━━━━━ Input data
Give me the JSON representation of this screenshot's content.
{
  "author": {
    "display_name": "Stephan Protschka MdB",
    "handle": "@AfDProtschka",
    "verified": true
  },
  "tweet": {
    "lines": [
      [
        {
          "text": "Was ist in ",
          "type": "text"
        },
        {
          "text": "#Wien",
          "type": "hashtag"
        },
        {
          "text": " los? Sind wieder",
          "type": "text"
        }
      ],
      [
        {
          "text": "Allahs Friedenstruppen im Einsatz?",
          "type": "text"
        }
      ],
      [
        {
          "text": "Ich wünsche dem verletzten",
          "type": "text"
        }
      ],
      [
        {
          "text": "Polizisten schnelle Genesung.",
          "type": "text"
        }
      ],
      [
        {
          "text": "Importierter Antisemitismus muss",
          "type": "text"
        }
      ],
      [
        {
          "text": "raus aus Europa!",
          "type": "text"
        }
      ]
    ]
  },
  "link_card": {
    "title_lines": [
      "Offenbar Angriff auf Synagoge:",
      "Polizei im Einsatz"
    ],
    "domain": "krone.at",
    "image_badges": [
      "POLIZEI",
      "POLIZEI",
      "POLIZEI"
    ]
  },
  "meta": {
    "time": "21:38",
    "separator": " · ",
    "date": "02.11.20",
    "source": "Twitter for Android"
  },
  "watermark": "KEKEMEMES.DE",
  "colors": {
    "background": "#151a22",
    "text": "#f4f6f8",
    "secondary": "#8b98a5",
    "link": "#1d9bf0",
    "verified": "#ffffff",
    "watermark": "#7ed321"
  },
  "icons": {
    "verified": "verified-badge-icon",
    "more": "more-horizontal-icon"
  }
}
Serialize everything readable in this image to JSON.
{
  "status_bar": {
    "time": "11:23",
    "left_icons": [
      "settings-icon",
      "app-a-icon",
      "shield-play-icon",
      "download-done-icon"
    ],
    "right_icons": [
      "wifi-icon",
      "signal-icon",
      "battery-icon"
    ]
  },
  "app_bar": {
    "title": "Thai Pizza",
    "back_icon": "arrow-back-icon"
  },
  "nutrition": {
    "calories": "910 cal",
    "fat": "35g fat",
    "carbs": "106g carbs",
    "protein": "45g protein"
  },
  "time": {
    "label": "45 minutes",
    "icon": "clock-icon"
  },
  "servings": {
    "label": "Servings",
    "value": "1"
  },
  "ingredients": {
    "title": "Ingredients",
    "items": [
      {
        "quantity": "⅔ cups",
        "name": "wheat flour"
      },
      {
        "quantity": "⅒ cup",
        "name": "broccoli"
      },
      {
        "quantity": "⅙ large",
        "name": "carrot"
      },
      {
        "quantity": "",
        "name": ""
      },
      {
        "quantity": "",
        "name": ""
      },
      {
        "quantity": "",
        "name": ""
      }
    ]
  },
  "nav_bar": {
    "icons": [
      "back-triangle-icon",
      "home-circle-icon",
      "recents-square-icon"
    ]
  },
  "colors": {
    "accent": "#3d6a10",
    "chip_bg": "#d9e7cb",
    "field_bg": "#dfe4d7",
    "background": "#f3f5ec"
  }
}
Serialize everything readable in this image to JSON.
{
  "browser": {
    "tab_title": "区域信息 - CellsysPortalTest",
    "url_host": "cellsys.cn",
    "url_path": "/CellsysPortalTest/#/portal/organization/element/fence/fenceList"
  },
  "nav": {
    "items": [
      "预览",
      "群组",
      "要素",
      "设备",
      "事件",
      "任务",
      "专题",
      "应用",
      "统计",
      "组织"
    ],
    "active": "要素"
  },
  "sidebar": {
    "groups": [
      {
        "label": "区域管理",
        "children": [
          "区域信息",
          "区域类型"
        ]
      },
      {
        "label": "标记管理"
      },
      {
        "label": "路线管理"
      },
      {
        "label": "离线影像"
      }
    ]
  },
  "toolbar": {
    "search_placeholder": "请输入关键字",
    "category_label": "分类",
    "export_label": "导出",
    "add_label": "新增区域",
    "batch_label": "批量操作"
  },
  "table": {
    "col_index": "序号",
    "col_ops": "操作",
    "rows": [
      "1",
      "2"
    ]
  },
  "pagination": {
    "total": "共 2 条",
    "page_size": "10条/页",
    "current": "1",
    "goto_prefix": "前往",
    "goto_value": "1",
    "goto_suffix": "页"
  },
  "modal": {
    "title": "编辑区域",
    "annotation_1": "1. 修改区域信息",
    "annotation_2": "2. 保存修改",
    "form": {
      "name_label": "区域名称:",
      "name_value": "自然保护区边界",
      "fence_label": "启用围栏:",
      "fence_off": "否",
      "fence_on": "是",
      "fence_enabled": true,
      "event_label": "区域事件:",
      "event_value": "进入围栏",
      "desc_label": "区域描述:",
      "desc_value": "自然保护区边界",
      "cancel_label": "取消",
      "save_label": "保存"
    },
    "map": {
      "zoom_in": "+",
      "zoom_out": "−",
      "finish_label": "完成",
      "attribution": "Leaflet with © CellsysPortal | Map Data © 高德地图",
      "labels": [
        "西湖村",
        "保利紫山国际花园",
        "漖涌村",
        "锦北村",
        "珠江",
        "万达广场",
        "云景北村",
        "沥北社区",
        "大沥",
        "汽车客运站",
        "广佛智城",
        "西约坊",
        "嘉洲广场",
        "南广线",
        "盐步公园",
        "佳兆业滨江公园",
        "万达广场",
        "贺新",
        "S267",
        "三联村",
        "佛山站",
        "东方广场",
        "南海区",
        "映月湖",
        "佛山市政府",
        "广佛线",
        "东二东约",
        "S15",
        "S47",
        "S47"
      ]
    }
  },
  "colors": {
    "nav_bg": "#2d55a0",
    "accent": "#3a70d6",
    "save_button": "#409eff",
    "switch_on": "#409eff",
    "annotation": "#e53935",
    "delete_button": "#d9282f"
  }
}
━━━━━━━━━━
Work item >> The whole listing above, line by line, is to be retyped exactly.

Reply >>
Give me the JSON representation of this screenshot's content.
{
  "author": {
    "display_name": "Stephan Protschka MdB",
    "handle": "@AfDProtschka",
    "verified": true
  },
  "tweet": {
    "lines": [
      [
        {
          "text": "Was ist in ",
          "type": "text"
        },
        {
          "text": "#Wien",
          "type": "hashtag"
        },
        {
          "text": " los? Sind wieder",
          "type": "text"
        }
      ],
      [
        {
          "text": "Allahs Friedenstruppen im Einsatz?",
          "type": "text"
        }
      ],
      [
        {
          "text": "Ich wünsche dem verletzten",
          "type": "text"
        }
      ],
      [
        {
          "text": "Polizisten schnelle Genesung.",
          "type": "text"
        }
      ],
      [
        {
          "text": "Importierter Antisemitismus muss",
          "type": "text"
        }
      ],
      [
        {
          "text": "raus aus Europa!",
          "type": "text"
        }
      ]
    ]
  },
  "link_card": {
    "title_lines": [
      "Offenbar Angriff auf Synagoge:",
      "Polizei im Einsatz"
    ],
    "domain": "krone.at",
    "image_badges": [
      "POLIZEI",
      "POLIZEI",
      "POLIZEI"
    ]
  },
  "meta": {
    "time": "21:38",
    "separator": " · ",
    "date": "02.11.20",
    "source": "Twitter for Android"
  },
  "watermark": "KEKEMEMES.DE",
  "colors": {
    "background": "#151a22",
    "text": "#f4f6f8",
    "secondary": "#8b98a5",
    "link": "#1d9bf0",
    "verified": "#ffffff",
    "watermark": "#7ed321"
  },
  "icons": {
    "verified": "verified-badge-icon",
    "more": "more-horizontal-icon"
  }
}
Serialize everything readable in this image to JSON.
{
  "status_bar": {
    "time": "11:23",
    "left_icons": [
      "settings-icon",
      "app-a-icon",
      "shield-play-icon",
      "download-done-icon"
    ],
    "right_icons": [
      "wifi-icon",
      "signal-icon",
      "battery-icon"
    ]
  },
  "app_bar": {
    "title": "Thai Pizza",
    "back_icon": "arrow-back-icon"
  },
  "nutrition": {
    "calories": "910 cal",
    "fat": "35g fat",
    "carbs": "106g carbs",
    "protein": "45g protein"
  },
  "time": {
    "label": "45 minutes",
    "icon": "clock-icon"
  },
  "servings": {
    "label": "Servings",
    "value": "1"
  },
  "ingredients": {
    "title": "Ingredients",
    "items": [
      {
        "quantity": "⅔ cups",
        "name": "wheat flour"
      },
      {
        "quantity": "⅒ cup",
        "name": "broccoli"
      },
      {
        "quantity": "⅙ large",
        "name": "carrot"
      },
      {
        "quantity": "",
        "name": ""
      },
      {
        "quantity": "",
        "name": ""
      },
      {
        "quantity": "",
        "name": ""
      }
    ]
  },
  "nav_bar": {
    "icons": [
      "back-triangle-icon",
      "home-circle-icon",
      "recents-square-icon"
    ]
  },
  "colors": {
    "accent": "#3d6a10",
    "chip_bg": "#d9e7cb",
    "field_bg": "#dfe4d7",
    "background": "#f3f5ec"
  }
}
Serialize everything readable in this image to JSON.
{
  "browser": {
    "tab_title": "区域信息 - CellsysPortalTest",
    "url_host": "cellsys.cn",
    "url_path": "/CellsysPortalTest/#/portal/organization/element/fence/fenceList"
  },
  "nav": {
    "items": [
      "预览",
      "群组",
      "要素",
      "设备",
      "事件",
      "任务",
      "专题",
      "应用",
      "统计",
      "组织"
    ],
    "active": "要素"
  },
  "sidebar": {
    "groups": [
      {
        "label": "区域管理",
        "children": [
          "区域信息",
          "区域类型"
        ]
      },
      {
        "label": "标记管理"
      },
      {
        "label": "路线管理"
      },
      {
        "label": "离线影像"
      }
    ]
  },
  "toolbar": {
    "search_placeholder": "请输入关键字",
    "category_label": "分类",
    "export_label": "导出",
    "add_label": "新增区域",
    "batch_label": "批量操作"
  },
  "table": {
    "col_index": "序号",
    "col_ops": "操作",
    "rows": [
      "1",
      "2"
    ]
  },
  "pagination": {
    "total": "共 2 条",
    "page_size": "10条/页",
    "current": "1",
    "goto_prefix": "前往",
    "goto_value": "1",
    "goto_suffix": "页"
  },
  "modal": {
    "title": "编辑区域",
    "annotation_1": "1. 修改区域信息",
    "annotation_2": "2. 保存修改",
    "form": {
      "name_label": "区域名称:",
      "name_value": "自然保护区边界",
      "fence_label": "启用围栏:",
      "fence_off": "否",
      "fence_on": "是",
      "fence_enabled": true,
      "event_label": "区域事件:",
      "event_value": "进入围栏",
      "desc_label": "区域描述:",
      "desc_value": "自然保护区边界",
      "cancel_label": "取消",
      "save_label": "保存"
    },
    "map": {
      "zoom_in": "+",
      "zoom_out": "−",
      "finish_label": "完成",
      "attribution": "Leaflet with © CellsysPortal | Map Data © 高德地图",
      "labels": [
        "西湖村",
        "保利紫山国际花园",
        "漖涌村",
        "锦北村",
        "珠江",
        "万达广场",
        "云景北村",
        "沥北社区",
        "大沥",
        "汽车客运站",
        "广佛智城",
        "西约坊",
        "嘉洲广场",
        "南广线",
        "盐步公园",
        "佳兆业滨江公园",
        "万达广场",
        "贺新",
        "S267",
        "三联村",
        "佛山站",
        "东方广场",
        "南海区",
        "映月湖",
        "佛山市政府",
        "广佛线",
        "东二东约",
        "S15",
        "S47",
        "S47"
      ]
    }
  },
  "colors": {
    "nav_bg": "#2d55a0",
    "accent": "#3a70d6",
    "save_button": "#409eff",
    "switch_on": "#409eff",
    "annotation": "#e53935",
    "delete_button": "#d9282f"
  }
}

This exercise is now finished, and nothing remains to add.